Excerpted passage:
━━━━━━━━━━━━━━━━━━━━━━━━━━━━━━

The Unified Modeling Language (UML) is an extensive amalgamation of modeling concepts and artifact types initially developed in 1995 by Grady Booch, Ivar Jacobson, and James Rumbaugh while working at Rational Software. Also included in the UML spec was prior work done by Dr. David Harel on the Statechart,

Frame owes its lineage to Statecharts, but builds upon them with significant differences in philosophy and implementation.

  1. Frame is a textual system specification language that can be translated precisely into both code and documentation. In contrast, Statecharts are declared to be a visual formalism and explicitly eschew a textual approach to software modeling.
  2. Frame is precise in the meaning of its notation and defines a reference implementation for each of its features.
  3. Frame introduces new semantics with states and transitions not included in UML.
  4. Frame aspires (an admittedly anthropomorphic statement) to be an information dense symbolic language. While Frame has not realized this goal fully, it is an important part of the charter of the language to evolve in that direction.

━━━━━━━━━━━━━━━━━━━━━━━━━━━━━━

Recorded information:

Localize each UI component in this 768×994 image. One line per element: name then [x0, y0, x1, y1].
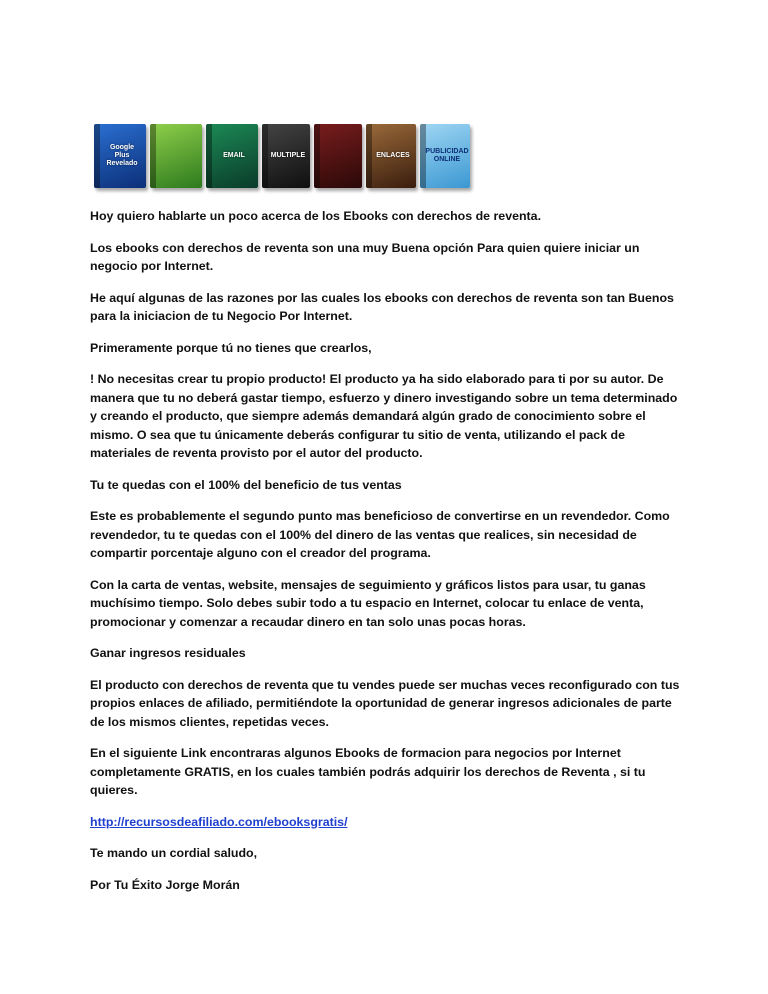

━━━━━━━━━━━━━━━━━━━━━━━━━━━━━━

Continue the passage comparing Frame with UML Statecharts, picking up after its final sentence.

The reply:
We will now discuss the current big new ideas in Frame that push beyond the boundaries of UML notation. Some of these features require the use of a new coding mechanism called the StateContext for implementation, which we will hold off discussing until after all of the new features have been introduced.

Enter Event Parameters

One of the distinct differences of programming state-oriented software is the challenge of passing data between states. This situation can arise when an event occurs in one state that includes data that needs to be processed in another. The usual, very workable solution is to simply cache the data somewhere, transition and then pick the data up in the new state.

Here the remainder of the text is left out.